Exercise requirements:
Locate each line in the records that contains the word "protocol" and copy it.

[Page element annotations]
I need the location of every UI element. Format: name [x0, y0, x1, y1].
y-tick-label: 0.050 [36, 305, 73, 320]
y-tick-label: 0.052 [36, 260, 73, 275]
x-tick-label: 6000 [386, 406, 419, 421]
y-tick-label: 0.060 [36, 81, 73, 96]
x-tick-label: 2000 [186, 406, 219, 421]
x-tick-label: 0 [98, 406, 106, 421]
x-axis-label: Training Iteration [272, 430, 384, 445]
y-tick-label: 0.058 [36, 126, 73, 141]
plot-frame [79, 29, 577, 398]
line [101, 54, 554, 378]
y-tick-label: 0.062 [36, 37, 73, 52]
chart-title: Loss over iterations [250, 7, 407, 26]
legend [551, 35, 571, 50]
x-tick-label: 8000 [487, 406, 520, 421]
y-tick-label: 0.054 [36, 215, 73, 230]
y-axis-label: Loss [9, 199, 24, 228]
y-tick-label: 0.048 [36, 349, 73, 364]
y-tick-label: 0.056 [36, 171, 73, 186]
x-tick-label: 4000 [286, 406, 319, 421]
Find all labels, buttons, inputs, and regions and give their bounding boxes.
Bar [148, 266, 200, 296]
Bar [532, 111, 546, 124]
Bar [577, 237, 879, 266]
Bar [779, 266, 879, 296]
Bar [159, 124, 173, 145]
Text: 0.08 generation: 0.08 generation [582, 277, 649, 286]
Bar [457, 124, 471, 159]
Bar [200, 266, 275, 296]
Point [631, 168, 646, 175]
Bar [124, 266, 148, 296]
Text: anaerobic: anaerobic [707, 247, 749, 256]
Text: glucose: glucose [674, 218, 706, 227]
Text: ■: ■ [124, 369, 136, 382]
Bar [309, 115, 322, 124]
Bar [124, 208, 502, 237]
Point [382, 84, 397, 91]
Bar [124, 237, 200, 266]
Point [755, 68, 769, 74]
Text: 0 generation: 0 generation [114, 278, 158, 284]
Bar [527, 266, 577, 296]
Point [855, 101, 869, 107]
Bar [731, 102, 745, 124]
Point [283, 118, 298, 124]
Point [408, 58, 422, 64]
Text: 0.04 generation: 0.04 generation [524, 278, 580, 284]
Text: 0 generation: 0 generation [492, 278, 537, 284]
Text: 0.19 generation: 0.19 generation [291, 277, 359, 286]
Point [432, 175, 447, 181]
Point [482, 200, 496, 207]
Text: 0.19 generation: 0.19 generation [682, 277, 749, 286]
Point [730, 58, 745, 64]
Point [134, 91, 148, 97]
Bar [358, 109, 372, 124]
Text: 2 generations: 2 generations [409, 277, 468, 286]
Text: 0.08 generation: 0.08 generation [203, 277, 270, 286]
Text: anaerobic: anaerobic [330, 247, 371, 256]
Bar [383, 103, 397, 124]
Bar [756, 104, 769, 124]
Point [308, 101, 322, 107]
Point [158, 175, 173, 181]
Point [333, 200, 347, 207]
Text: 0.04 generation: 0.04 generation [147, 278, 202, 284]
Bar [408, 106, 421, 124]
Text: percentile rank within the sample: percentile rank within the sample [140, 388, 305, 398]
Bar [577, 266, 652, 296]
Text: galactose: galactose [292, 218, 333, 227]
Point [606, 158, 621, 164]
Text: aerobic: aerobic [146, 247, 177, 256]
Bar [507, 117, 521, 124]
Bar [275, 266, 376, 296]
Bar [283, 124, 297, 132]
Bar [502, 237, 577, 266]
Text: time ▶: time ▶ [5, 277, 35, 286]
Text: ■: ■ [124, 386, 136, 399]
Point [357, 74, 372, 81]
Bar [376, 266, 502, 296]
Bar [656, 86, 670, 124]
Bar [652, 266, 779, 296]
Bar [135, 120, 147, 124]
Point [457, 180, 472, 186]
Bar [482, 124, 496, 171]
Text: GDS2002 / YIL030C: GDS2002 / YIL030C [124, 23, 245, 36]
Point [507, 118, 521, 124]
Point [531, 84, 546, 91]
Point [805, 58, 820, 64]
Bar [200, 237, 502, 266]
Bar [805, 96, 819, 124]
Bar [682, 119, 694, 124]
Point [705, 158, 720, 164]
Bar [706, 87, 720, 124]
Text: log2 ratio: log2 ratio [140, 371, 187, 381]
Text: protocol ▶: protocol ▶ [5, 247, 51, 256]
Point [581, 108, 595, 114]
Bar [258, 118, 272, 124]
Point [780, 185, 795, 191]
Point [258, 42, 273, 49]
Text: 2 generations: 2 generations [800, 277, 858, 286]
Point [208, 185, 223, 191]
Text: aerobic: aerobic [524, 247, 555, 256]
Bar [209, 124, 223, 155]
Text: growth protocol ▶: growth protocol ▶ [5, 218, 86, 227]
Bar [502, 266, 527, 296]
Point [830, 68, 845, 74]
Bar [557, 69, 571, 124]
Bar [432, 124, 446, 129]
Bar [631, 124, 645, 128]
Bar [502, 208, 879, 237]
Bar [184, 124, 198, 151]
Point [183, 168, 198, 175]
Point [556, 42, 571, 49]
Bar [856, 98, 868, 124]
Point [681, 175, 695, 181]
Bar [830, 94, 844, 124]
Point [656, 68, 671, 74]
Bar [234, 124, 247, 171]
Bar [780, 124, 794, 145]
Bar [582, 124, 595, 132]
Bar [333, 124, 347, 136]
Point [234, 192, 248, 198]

Result of this task:
Text: protocol ▶: protocol ▶ [5, 247, 51, 256]
Text: growth protocol ▶: growth protocol ▶ [5, 218, 86, 227]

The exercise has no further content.